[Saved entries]
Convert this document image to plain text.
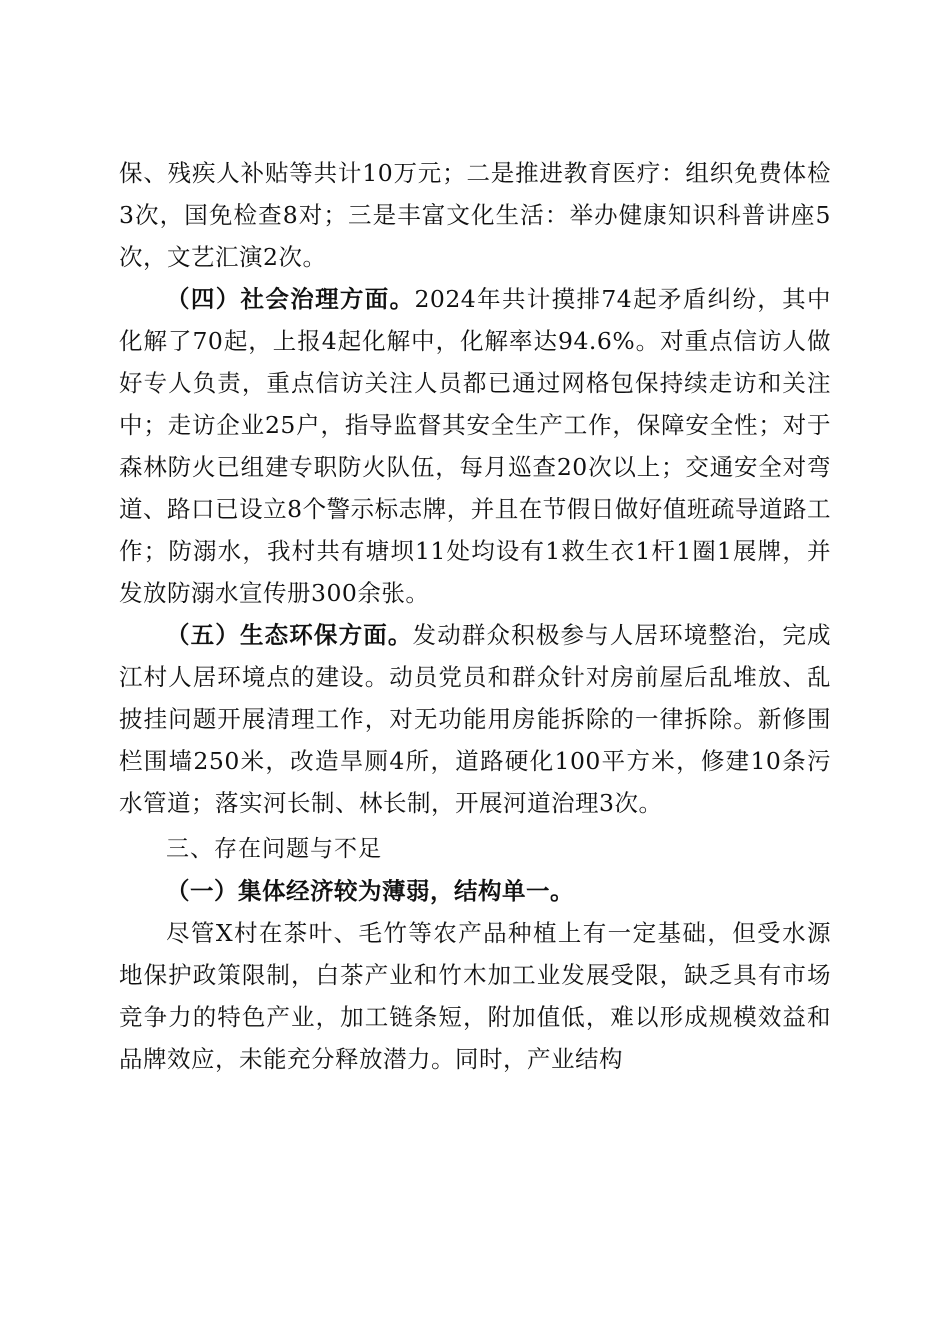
保、残疾人补贴等共计10万元；二是推进教育医疗：组织免费体检3次，国免检查8对；三是丰富文化生活：举办健康知识科普讲座5次，文艺汇演2次。

（四）社会治理方面。2024年共计摸排74起矛盾纠纷，其中化解了70起，上报4起化解中，化解率达94.6%。对重点信访人做好专人负责，重点信访关注人员都已通过网格包保持续走访和关注中；走访企业25户，指导监督其安全生产工作，保障安全性；对于森林防火已组建专职防火队伍，每月巡查20次以上；交通安全对弯道、路口已设立8个警示标志牌，并且在节假日做好值班疏导道路工作；防溺水，我村共有塘坝11处均设有1救生衣1杆1圈1展牌，并发放防溺水宣传册300余张。

（五）生态环保方面。发动群众积极参与人居环境整治，完成江村人居环境点的建设。动员党员和群众针对房前屋后乱堆放、乱披挂问题开展清理工作，对无功能用房能拆除的一律拆除。新修围栏围墙250米，改造旱厕4所，道路硬化100平方米，修建10条污水管道；落实河长制、林长制，开展河道治理3次。

三、存在问题与不足

（一）集体经济较为薄弱，结构单一。

尽管X村在茶叶、毛竹等农产品种植上有一定基础，但受水源地保护政策限制，白茶产业和竹木加工业发展受限，缺乏具有市场竞争力的特色产业，加工链条短，附加值低，难以形成规模效益和品牌效应，未能充分释放潜力。同时，产业结构
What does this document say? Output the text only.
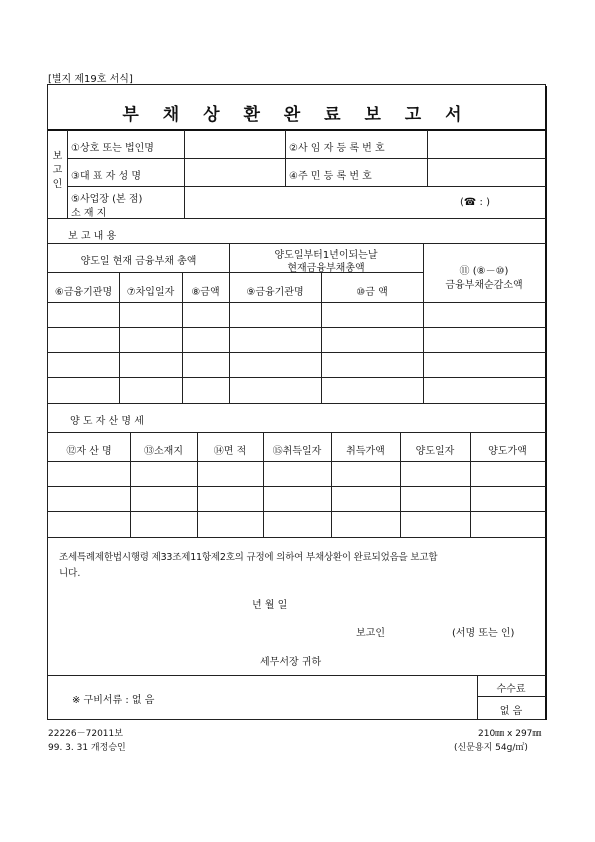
[별지 제19호 서식]
부 채 상 환 완 료 보 고 서
보
고
인
①상호 또는 법인명	②사 임 자 등 록 번 호
③대 표 자 성 명	④주 민 등 록 번 호
⑤사업장 (본 점)
소 재 지
(☎ : )
보 고 내 용
양도일 현재 금융부채 총액
양도일부터1년이되는날
현재금융부채총액	⑪ (⑧－⑩)
금융부채순감소액
⑥금융기관명	⑦차입일자	⑧금액	⑨금융기관명	⑩금 액
양 도 자 산 명 세
⑫자 산 명	⑬소재지	⑭면 적	⑮취득일자	취득가액	양도일자	양도가액
조세특례제한법시행령 제33조제11항제2호의 규정에 의하여 부채상환이 완료되었음을 보고합
니다.
년 월 일
보고인	(서명 또는 인)
세무서장 귀하
※ 구비서류 : 없 음
수수료
없 음
22226－72011보
99. 3. 31 개정승인
210㎜ x 297㎜
(신문용지 54g/㎡)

## Objective
Say how many lines have the string "this" in them, offering no words beyond the number.

## Result of the task
2